**Set problem**
Only the lines from the one containing "Give me the" through the end of the entries should be repeated, exactly as they appear, first and last included.
┌────────
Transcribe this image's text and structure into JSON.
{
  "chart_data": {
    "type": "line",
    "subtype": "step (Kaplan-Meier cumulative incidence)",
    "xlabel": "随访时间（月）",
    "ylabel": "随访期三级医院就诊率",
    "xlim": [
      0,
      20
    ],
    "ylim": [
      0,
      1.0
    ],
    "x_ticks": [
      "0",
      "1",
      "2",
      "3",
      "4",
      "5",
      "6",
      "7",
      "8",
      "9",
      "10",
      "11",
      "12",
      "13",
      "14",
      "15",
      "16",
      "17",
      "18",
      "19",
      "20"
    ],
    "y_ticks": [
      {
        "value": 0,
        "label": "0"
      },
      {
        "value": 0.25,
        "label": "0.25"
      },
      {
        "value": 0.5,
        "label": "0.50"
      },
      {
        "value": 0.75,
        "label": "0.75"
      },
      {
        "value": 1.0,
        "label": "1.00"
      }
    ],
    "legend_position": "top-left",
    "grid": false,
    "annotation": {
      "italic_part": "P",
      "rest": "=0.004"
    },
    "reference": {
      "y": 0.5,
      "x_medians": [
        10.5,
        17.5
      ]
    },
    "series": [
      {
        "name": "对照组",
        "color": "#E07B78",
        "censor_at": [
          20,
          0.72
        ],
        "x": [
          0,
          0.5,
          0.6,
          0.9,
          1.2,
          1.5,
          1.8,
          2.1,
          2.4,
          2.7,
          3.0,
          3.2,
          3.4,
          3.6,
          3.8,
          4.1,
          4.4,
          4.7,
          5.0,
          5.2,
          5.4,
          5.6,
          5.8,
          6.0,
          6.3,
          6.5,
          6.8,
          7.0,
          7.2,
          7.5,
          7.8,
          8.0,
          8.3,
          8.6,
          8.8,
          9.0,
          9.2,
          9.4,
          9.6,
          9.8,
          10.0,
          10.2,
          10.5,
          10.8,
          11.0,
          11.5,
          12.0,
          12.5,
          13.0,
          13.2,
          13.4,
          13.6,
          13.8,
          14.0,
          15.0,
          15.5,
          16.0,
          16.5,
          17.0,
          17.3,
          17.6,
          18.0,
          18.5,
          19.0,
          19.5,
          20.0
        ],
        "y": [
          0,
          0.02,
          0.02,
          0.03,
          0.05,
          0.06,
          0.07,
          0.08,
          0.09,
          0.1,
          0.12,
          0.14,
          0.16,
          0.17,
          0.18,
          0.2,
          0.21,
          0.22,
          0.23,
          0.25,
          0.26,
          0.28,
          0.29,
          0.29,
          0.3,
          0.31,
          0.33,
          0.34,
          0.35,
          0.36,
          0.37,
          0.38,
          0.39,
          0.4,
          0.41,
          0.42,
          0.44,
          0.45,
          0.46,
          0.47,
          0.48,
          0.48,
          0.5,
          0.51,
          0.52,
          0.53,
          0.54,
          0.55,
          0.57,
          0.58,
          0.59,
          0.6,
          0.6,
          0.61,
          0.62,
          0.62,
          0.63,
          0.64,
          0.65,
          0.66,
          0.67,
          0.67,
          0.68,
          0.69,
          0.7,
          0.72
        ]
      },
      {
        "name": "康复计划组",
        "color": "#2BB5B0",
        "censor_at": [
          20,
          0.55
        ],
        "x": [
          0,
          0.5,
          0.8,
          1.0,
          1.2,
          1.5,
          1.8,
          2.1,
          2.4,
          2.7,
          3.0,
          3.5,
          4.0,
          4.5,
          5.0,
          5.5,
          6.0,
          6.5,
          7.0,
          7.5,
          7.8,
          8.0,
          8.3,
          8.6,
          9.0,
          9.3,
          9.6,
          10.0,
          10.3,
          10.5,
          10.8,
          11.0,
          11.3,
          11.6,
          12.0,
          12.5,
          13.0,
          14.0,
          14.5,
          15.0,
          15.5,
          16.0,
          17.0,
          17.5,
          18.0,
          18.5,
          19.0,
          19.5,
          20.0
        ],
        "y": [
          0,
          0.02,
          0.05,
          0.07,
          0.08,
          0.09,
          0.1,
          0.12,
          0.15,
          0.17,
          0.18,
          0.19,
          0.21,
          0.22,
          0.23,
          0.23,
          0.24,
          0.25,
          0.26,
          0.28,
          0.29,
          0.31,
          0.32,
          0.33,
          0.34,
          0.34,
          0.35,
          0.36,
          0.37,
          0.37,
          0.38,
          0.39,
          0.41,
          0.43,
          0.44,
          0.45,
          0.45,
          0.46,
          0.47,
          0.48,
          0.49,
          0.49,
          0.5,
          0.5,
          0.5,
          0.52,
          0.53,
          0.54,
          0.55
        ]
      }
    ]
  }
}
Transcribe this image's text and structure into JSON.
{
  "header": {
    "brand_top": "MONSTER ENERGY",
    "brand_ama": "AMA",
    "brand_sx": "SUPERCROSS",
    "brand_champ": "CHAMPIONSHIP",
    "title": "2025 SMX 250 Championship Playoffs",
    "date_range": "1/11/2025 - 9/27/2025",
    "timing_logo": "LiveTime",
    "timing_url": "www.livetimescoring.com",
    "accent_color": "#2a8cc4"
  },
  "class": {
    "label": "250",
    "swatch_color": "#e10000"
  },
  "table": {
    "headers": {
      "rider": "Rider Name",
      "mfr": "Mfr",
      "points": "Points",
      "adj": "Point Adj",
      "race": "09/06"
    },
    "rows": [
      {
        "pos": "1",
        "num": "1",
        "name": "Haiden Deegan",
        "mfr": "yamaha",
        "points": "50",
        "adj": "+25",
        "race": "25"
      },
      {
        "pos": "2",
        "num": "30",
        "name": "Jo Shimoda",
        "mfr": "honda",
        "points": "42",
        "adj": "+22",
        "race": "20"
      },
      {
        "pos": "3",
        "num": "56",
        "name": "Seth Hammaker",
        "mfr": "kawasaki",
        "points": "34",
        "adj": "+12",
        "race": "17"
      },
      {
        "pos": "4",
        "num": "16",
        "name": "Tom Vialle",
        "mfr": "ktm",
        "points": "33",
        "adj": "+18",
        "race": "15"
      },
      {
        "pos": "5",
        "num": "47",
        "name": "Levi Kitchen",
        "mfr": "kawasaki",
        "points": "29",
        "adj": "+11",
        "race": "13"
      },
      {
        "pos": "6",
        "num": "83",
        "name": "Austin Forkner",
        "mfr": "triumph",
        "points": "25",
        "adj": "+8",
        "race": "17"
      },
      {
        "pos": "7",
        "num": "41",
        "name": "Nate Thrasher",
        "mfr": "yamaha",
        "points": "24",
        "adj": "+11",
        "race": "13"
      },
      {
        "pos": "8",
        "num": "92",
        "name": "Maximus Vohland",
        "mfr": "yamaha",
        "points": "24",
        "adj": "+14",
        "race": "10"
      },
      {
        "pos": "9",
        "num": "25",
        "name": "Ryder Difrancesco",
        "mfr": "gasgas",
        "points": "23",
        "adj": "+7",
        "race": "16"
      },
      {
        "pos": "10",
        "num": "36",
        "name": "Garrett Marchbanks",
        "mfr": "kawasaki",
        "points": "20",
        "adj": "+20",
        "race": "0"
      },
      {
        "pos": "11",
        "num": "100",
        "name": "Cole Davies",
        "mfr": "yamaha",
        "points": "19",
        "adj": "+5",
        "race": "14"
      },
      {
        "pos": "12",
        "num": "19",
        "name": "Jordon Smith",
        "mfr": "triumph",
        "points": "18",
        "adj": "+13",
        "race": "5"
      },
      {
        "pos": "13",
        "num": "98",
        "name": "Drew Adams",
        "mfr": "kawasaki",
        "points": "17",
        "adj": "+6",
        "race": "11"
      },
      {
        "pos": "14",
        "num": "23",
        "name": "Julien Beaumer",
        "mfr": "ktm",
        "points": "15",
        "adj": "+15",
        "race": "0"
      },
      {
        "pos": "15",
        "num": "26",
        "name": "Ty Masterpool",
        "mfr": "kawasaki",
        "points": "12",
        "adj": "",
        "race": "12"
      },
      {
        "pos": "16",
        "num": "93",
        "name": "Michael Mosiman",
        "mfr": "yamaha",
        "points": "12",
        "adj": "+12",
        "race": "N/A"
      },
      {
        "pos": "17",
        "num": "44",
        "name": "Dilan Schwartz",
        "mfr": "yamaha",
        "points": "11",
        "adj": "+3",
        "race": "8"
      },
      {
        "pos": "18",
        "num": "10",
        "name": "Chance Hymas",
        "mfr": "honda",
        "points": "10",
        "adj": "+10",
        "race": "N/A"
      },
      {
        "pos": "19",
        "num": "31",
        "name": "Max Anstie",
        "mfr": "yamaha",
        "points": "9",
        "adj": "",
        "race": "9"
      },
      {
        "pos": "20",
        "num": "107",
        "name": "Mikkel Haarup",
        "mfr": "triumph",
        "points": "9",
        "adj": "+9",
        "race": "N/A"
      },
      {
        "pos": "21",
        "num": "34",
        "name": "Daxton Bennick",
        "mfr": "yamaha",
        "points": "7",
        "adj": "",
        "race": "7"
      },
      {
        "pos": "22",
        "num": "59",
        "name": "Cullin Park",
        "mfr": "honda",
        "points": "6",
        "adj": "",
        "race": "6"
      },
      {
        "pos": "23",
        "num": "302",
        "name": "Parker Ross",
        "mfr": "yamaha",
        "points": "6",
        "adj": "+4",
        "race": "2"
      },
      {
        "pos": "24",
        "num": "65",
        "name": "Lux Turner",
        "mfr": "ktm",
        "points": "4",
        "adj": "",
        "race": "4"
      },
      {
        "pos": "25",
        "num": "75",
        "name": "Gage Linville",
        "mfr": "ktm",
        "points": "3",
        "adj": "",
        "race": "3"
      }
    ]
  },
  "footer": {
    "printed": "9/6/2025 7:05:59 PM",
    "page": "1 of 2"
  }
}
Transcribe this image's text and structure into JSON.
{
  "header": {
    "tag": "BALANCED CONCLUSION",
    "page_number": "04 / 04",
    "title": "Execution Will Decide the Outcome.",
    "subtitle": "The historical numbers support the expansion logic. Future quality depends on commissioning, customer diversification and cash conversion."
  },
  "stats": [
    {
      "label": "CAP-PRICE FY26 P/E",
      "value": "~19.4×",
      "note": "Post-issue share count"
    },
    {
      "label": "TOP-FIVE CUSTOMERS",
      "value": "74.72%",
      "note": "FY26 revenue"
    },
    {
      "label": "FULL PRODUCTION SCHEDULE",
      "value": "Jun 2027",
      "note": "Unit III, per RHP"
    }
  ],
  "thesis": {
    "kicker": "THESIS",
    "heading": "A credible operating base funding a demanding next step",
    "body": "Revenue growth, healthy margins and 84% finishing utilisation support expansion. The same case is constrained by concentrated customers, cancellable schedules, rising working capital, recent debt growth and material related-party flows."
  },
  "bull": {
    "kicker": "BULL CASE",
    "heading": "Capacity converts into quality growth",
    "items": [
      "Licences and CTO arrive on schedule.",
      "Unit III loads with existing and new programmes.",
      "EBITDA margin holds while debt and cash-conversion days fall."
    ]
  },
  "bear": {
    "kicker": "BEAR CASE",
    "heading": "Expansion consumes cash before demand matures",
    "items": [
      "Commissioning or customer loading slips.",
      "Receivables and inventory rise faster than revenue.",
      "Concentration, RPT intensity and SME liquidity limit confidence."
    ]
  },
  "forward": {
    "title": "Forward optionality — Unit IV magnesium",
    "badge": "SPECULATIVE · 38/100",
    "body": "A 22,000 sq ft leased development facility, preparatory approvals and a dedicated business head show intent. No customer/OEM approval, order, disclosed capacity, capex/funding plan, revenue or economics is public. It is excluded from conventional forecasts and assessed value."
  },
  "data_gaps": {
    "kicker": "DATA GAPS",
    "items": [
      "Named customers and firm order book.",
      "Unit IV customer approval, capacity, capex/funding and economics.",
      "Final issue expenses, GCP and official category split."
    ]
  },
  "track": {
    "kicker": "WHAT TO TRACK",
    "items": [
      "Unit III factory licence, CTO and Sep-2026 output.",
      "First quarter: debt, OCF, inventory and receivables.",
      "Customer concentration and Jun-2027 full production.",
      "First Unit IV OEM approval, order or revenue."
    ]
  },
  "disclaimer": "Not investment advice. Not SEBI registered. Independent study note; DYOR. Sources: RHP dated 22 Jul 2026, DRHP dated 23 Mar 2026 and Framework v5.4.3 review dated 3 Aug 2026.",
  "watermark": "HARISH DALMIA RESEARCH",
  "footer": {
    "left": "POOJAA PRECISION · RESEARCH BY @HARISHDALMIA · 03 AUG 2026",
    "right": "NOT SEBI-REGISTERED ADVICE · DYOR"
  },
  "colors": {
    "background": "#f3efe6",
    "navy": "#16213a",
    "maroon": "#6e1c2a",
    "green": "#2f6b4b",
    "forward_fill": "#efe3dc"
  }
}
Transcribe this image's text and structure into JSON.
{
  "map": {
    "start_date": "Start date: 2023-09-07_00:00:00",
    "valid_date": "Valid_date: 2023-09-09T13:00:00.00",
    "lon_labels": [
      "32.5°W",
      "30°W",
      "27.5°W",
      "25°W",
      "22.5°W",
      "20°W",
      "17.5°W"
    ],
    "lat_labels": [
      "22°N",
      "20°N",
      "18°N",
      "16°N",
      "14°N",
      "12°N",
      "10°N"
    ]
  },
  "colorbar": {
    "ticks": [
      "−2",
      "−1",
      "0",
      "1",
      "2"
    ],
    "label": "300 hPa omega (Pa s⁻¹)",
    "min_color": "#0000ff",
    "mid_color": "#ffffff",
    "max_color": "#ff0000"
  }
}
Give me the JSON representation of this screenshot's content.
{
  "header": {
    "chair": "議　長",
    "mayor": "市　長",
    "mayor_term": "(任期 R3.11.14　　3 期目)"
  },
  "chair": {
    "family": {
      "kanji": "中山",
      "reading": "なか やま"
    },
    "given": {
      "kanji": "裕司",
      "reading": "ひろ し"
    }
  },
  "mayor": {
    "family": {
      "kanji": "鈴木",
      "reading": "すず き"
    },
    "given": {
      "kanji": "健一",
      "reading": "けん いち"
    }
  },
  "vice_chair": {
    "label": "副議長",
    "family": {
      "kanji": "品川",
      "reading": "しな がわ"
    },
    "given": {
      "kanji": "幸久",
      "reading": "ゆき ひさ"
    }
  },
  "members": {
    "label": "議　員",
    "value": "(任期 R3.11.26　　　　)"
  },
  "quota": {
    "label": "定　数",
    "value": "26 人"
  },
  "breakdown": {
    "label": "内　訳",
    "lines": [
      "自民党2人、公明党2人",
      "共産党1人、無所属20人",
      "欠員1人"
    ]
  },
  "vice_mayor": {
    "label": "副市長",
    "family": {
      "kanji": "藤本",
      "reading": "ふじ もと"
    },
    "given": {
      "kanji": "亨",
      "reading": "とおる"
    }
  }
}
└────────
**Output of the exercise**
Give me the JSON representation of this screenshot's content.
{
  "header": {
    "chair": "議　長",
    "mayor": "市　長",
    "mayor_term": "(任期 R3.11.14　　3 期目)"
  },
  "chair": {
    "family": {
      "kanji": "中山",
      "reading": "なか やま"
    },
    "given": {
      "kanji": "裕司",
      "reading": "ひろ し"
    }
  },
  "mayor": {
    "family": {
      "kanji": "鈴木",
      "reading": "すず き"
    },
    "given": {
      "kanji": "健一",
      "reading": "けん いち"
    }
  },
  "vice_chair": {
    "label": "副議長",
    "family": {
      "kanji": "品川",
      "reading": "しな がわ"
    },
    "given": {
      "kanji": "幸久",
      "reading": "ゆき ひさ"
    }
  },
  "members": {
    "label": "議　員",
    "value": "(任期 R3.11.26　　　　)"
  },
  "quota": {
    "label": "定　数",
    "value": "26 人"
  },
  "breakdown": {
    "label": "内　訳",
    "lines": [
      "自民党2人、公明党2人",
      "共産党1人、無所属20人",
      "欠員1人"
    ]
  },
  "vice_mayor": {
    "label": "副市長",
    "family": {
      "kanji": "藤本",
      "reading": "ふじ もと"
    },
    "given": {
      "kanji": "亨",
      "reading": "とおる"
    }
  }
}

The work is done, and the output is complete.